Document excerpt =
▬▬▬

Modernizing my blog with Docker, Visual Studio Code and GitLab

2023-12-30

I’ve recently moved this blog from GitHub Pages to GitLab Pages. Honestly, it started to become a bit awkward to have it hosted on the biggest competitor’s platform, while working at GitLab for more than a year now. From now on, both the code and the content of this website will be available here.

During the migration, I’ve decided to also upgrade the Jekyll theme powering the website, minima. My main goal was to get its dark version, only available in 3.0 onwards. (The blog’s colors now follow the user’s operating system or browser settings.) To do the upgrade and test my changes, I first had to create a local development environment on my computer and install the right version of Ruby. At this point, I thought to myself:

I can do better.

As a consequence of that thought, this post chronicles my journey into the rabbit hole of Visual Studio Code Dev Containers. I’ll document how I’ve adopted it in this project, and I’ll describe my take on integrating it with a DevOps platform like GitLab.

Let me start by saying this: I think that Visual Studio Code Dev Containers is the single best thing that happened to developer productivity in the last couple of years. Why do I say that? Follow along, and I will show you how one can save a lot of time, effort, and headache in their own projects by adopting a similar setup with this technology at the core of it.

In the rest of this post, whenever I reference some code in the repository backing up this blog, I’ll use this revision. It’s the last commit on the main branch at the time of writing. Also, the links to GitLab’s documentation all reference version 16.7, because that was the version running on GitLab.com while I was setting these all up.

Making my development environment reproducible #

Let’s get started! First step: make sure I never have to manually install a specific Ruby version again. The goal is to have a fully functional local development environment set up at the click of a button (or two).

Choosing the right tool for the job #

I evaluated two alternative solutions for this use case: Visual Studio Code Dev Containers and devfiles. For an in-depth comparison of the two technologies, I recommend this blog post.

In short, both of them heavily utilize Docker and are built around the same idea: apply Infrastructure as Code best practices for setting up local development environments. For both of them to work, you have to define a Dockerfile and a corresponding configuration file (specific to the given vendor), describing your environment. Then, you add these two files to your repository and version them together with the rest of the project’s code. This way, one really doesn’t need anything else installed on their computer other than Docker and a compatible IDE of their choice to start contributing to the code right after cloning it.

▬▬▬

Task instructions =
#1 Revise the blog post from "In the rest" up to and including "this blog post.", swapping "Ruby" for "Python".
#2 How would you put this sentence from the blog post into Spanish: "The goal is to have a fully functional local development environment set up at the click of a button (or two)."
#3 Carry on writing the blog post about moving the site to GitLab Pages, picking up after its final sentence.
The material that comes next is separate from the blog post.

Dataset entries =
▬▬▬

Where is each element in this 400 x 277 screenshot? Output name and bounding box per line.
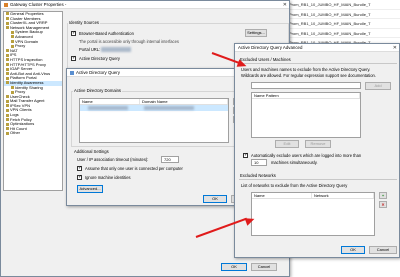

▬▬▬

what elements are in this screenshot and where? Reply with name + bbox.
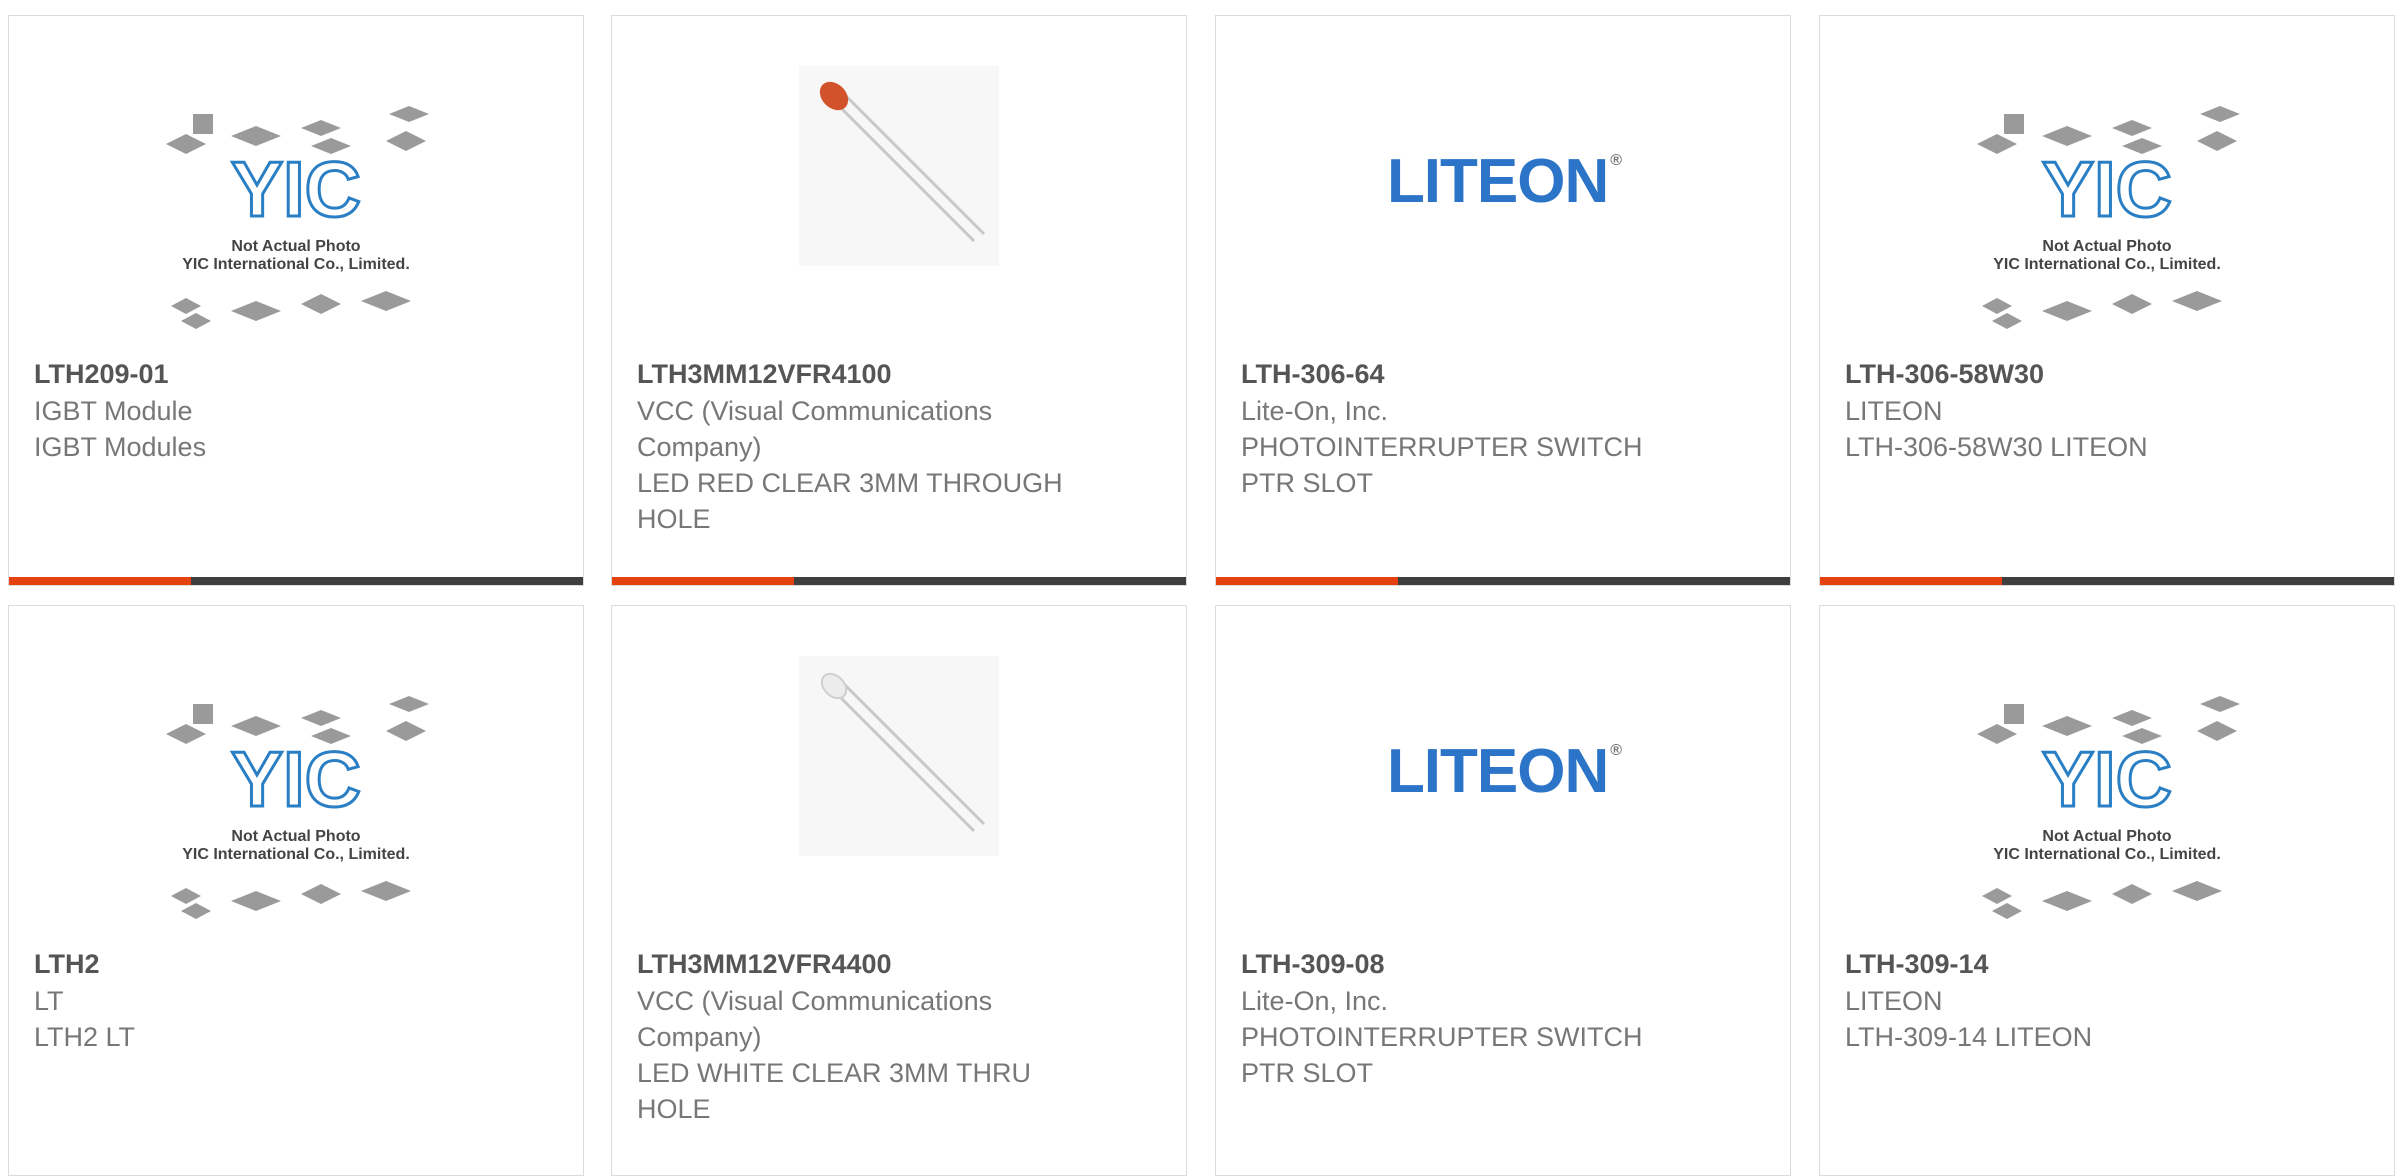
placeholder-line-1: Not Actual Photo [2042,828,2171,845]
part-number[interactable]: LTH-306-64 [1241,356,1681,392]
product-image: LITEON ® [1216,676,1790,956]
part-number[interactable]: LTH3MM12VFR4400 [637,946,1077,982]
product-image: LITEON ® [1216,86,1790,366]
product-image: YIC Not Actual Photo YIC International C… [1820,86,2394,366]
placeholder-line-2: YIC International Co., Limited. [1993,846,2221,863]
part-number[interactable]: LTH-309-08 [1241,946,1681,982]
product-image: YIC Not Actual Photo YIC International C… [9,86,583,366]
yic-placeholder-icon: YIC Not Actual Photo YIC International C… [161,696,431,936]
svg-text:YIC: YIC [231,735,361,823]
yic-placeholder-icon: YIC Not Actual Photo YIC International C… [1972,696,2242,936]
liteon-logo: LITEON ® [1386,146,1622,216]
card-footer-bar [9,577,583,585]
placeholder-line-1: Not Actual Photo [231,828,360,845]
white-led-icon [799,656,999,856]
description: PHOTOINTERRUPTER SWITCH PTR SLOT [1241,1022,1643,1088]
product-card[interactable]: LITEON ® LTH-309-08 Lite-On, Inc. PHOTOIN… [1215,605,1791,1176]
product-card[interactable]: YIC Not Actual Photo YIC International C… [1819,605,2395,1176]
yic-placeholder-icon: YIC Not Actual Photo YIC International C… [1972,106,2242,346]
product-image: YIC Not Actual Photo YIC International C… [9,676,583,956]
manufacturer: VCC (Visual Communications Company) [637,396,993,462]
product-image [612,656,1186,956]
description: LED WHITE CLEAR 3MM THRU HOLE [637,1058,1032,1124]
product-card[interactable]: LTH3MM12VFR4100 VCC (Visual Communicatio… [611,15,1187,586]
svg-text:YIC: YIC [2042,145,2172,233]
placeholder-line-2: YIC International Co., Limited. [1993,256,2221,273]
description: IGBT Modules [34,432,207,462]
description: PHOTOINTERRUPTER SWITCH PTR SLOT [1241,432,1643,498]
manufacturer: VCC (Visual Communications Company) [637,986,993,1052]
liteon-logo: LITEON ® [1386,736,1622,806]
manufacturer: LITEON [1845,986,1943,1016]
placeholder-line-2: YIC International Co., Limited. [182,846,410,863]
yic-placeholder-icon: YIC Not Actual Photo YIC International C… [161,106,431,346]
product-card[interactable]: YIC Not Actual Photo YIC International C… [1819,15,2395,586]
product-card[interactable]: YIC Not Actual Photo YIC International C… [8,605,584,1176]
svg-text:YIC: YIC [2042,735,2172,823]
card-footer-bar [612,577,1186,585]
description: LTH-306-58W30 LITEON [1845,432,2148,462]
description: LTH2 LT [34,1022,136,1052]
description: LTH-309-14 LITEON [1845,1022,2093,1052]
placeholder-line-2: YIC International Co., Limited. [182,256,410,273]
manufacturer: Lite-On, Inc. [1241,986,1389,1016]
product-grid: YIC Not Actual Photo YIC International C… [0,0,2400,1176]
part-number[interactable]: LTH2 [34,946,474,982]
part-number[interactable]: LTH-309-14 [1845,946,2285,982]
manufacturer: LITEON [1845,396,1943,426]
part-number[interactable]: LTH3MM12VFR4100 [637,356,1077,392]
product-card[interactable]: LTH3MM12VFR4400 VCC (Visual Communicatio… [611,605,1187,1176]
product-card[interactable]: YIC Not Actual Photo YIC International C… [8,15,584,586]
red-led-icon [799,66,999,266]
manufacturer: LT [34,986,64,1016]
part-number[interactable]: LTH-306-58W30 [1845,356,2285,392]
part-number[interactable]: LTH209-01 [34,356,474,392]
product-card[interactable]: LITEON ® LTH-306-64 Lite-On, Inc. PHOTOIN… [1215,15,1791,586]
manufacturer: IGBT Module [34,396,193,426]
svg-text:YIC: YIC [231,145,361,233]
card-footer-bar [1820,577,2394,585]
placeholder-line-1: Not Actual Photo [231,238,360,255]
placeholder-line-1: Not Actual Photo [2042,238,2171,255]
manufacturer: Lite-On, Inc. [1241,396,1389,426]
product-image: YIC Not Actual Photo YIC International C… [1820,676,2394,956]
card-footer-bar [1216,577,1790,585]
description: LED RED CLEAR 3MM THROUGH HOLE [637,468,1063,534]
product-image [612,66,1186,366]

▬▬▬

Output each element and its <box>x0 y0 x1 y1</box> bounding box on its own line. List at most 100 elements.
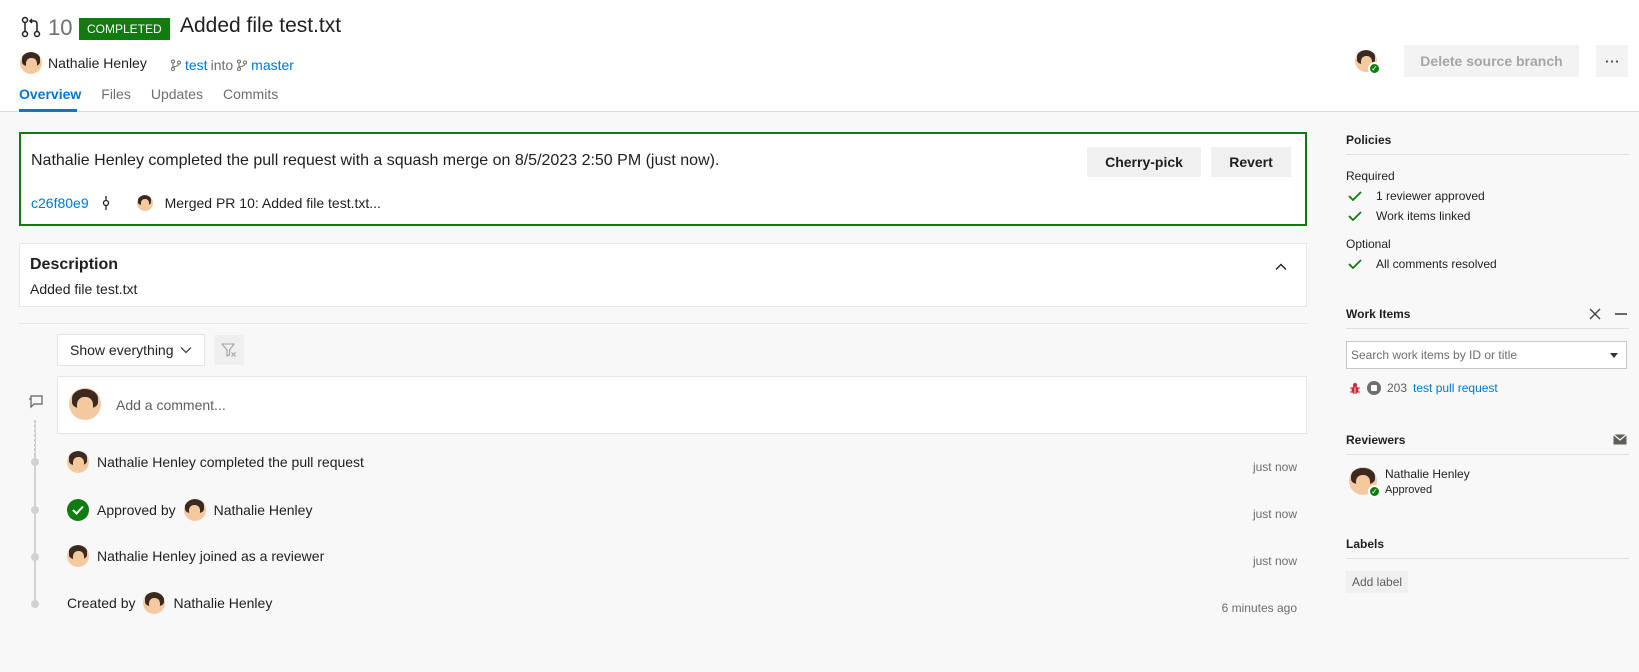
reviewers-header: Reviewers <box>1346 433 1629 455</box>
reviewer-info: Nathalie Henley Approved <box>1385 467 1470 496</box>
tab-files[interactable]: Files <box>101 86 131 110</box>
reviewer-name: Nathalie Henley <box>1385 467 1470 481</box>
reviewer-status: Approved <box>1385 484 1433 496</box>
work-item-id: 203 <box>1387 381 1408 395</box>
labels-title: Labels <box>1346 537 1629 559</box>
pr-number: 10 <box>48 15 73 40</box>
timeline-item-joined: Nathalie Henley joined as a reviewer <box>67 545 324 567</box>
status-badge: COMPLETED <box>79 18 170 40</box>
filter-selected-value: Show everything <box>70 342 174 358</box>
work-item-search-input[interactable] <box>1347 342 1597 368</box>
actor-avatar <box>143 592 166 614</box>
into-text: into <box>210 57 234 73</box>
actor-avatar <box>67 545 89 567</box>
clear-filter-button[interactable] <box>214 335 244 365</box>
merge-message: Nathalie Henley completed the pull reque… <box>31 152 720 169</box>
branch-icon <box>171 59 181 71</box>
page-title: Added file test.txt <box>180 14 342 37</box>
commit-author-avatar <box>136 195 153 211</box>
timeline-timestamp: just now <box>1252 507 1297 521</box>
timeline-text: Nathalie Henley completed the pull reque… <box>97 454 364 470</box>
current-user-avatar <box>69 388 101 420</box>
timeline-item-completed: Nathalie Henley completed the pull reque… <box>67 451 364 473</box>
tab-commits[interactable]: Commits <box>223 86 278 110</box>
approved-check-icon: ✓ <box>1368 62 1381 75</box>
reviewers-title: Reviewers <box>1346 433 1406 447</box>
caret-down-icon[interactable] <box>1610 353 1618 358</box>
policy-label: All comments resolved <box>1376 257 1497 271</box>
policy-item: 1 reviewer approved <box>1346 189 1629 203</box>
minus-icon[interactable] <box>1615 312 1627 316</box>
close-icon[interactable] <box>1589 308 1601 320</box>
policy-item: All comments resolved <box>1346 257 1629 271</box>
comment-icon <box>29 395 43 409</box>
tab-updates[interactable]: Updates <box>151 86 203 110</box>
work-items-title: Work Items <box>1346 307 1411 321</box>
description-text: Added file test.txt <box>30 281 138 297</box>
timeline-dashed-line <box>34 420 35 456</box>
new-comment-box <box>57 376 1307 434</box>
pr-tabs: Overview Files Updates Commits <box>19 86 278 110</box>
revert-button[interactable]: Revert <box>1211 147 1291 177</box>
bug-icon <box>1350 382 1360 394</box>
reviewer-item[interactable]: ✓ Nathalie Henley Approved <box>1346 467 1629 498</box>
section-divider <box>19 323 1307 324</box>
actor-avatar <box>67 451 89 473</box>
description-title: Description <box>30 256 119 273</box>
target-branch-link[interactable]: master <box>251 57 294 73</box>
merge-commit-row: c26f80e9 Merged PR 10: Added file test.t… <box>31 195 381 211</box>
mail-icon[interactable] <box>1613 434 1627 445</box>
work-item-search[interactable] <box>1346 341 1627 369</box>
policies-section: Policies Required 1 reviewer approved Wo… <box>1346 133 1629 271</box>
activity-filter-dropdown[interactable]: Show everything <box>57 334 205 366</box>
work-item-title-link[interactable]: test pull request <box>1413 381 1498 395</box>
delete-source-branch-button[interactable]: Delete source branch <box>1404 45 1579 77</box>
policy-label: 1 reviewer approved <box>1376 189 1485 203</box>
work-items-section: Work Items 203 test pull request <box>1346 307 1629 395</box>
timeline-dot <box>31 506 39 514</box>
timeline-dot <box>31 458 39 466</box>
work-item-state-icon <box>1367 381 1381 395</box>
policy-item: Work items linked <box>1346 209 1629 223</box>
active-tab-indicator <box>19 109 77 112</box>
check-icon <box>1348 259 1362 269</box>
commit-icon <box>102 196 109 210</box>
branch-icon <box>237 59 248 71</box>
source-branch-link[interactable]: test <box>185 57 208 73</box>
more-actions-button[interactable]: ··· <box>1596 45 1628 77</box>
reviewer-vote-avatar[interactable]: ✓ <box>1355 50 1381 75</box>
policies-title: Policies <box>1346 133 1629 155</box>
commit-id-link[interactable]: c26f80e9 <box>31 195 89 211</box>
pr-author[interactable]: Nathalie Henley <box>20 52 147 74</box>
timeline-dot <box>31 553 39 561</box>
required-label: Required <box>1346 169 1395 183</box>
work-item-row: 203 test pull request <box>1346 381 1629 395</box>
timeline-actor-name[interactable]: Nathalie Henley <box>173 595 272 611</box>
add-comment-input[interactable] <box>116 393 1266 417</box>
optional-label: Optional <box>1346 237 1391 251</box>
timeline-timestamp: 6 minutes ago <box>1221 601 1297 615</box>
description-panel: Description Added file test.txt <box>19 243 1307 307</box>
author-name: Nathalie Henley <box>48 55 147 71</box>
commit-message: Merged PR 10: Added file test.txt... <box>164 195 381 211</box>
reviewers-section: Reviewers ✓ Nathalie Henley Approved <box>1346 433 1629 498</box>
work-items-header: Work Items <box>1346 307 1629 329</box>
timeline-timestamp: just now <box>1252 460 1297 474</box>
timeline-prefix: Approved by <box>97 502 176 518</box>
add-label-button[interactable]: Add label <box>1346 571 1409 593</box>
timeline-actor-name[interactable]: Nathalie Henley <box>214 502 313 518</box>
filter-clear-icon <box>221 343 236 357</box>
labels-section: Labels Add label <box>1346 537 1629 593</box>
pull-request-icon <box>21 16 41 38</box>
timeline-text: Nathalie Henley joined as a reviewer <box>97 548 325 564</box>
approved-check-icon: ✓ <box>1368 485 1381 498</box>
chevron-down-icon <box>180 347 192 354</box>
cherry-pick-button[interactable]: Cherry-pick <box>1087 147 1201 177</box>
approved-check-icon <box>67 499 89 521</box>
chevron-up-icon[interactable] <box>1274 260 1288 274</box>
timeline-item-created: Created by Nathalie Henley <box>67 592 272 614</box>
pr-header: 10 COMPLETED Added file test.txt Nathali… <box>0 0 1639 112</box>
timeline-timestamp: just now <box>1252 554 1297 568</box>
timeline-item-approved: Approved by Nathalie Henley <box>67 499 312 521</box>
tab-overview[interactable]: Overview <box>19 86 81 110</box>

▬▬▬

Answer set =
#1
In the rest of this post, whenever I reference some code in the repository backing up this blog, I’ll use this revision. It’s the last commit on the main branch at the time of writing. Also, the links to GitLab’s documentation all reference version 16.7, because that was the version running on GitLab.com while I was setting these all up.

Making my development environment reproducible #

Let’s get started! First step: make sure I never have to manually install a specific Python version again. The goal is to have a fully functional local development environment set up at the click of a button (or two).

Choosing the right tool for the job #

I evaluated two alternative solutions for this use case: Visual Studio Code Dev Containers and devfiles. For an in-depth comparison of the two technologies, I recommend this blog post.

#2 El objetivo es tener un entorno de desarrollo local completamente funcional configurado con solo hacer clic en un botón (o dos).

#3
Even though GitLab workspaces supports devfiles, local development support with Visual Studio Code (my IDE of choice) is more mature with Dev Containers. (Understandably so, since both technologies are owned by Microsoft.) Because of that, I’ve decided to go with Dev Containers. Of course, I’ve considered GitLab workspaces as a solution too, but for my use case, setting up and managing a Kubernetes cluster just for that would be overkill. Especially since I always have a computer with Docker and Visual Studio Code ready when I want to make changes to the code of my blog. If it’s only about editing the posts themselves, I can do that easily from GitLab’s Web IDE, without even cloning the repository locally.

Defining my dependencies #

This part was the easiest. I added a very simple Dockerfile to the root of my repository:

FROM ruby:3.2.2

COPY src/Gemfile* .
RUN bundle install
RUN rm Gemfile*

It installs the right version of Ruby and the dependencies of my blog via its Gemfile(s).

Then I pinned all my Ruby dependencies in the above-mentioned Gemfile(s). Pinning dependencies in applications is a best practice that can save you a lot of trouble down the line. You can read more about this topic here. (That documentation is about JavaScript, but most of the reasoning there works for every other programming language and package manager as well.) In short, by specifying your dependencies down to their patch versions, you can make sure that your application is reliably reproducible in every single build.

You can (and in case of complex, mission-critical applications, you absolutely should!) take this a bunch of steps further by adopting the SLSA framework. Discussing that is out of scope of this post, but I can wholeheartedly recommend this excellent talk by the great Kelsey Hightower to drill down deeper into the topic. Nevertheless, adopting SLSA for this very simple, statically generated website would be overkill, so I didn’t do that.

Dev Container setup #

My devcontainer.json is also fairly simple:

{
  "name": "blog.bozso.dev",
  "build": {
    "context": "..",
    "dockerfile": "../Dockerfile"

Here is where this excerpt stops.